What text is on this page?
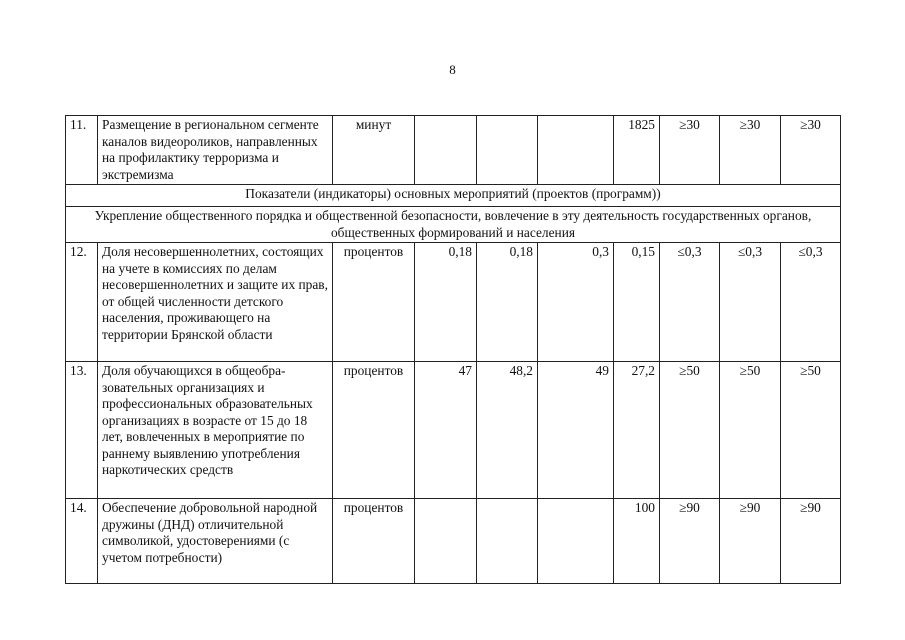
8
11.	Размещение в региональном сегменте каналов видеороликов, направленных на профилактику терроризма и экстремизма	минут				1825	≥30	≥30	≥30
Показатели (индикаторы) основных мероприятий (проектов (программ))									
Укрепление общественного порядка и общественной безопасности, вовлечение в эту деятельность государственных органов, общественных формирований и населения									
12.	Доля несовершеннолетних, состоящих на учете в комиссиях по делам несовершеннолетних и защите их прав, от общей численности детского населения, проживающего на территории Брянской области	процентов	0,18	0,18	0,3	0,15	≤0,3	≤0,3	≤0,3
13.	Доля обучающихся в общеобразовательных организациях и профессиональных образовательных организациях в возрасте от 15 до 18 лет, вовлеченных в мероприятие по раннему выявлению употребления наркотических средств	процентов	47	48,2	49	27,2	≥50	≥50	≥50
14.	Обеспечение добровольной народной дружины (ДНД) отличительной символикой, удостоверениями (с учетом потребности)	процентов				100	≥90	≥90	≥90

|---|

Copy out the entries verbatim and leave the images out.

What text is on this page?
8
11.	Размещение в региональном сегменте каналов видеороликов, направленных на профилактику терроризма и экстремизма	минут				1825	≥30	≥30	≥30
Показатели (индикаторы) основных мероприятий (проектов (программ))									
Укрепление общественного порядка и общественной безопасности, вовлечение в эту деятельность государственных органов, общественных формирований и населения									
12.	Доля несовершеннолетних, состоящих на учете в комиссиях по делам несовершеннолетних и защите их прав, от общей численности детского населения, проживающего на территории Брянской области	процентов	0,18	0,18	0,3	0,15	≤0,3	≤0,3	≤0,3
13.	Доля обучающихся в общеобразовательных организациях и профессиональных образовательных организациях в возрасте от 15 до 18 лет, вовлеченных в мероприятие по раннему выявлению употребления наркотических средств	процентов	47	48,2	49	27,2	≥50	≥50	≥50
14.	Обеспечение добровольной народной дружины (ДНД) отличительной символикой, удостоверениями (с учетом потребности)	процентов				100	≥90	≥90	≥90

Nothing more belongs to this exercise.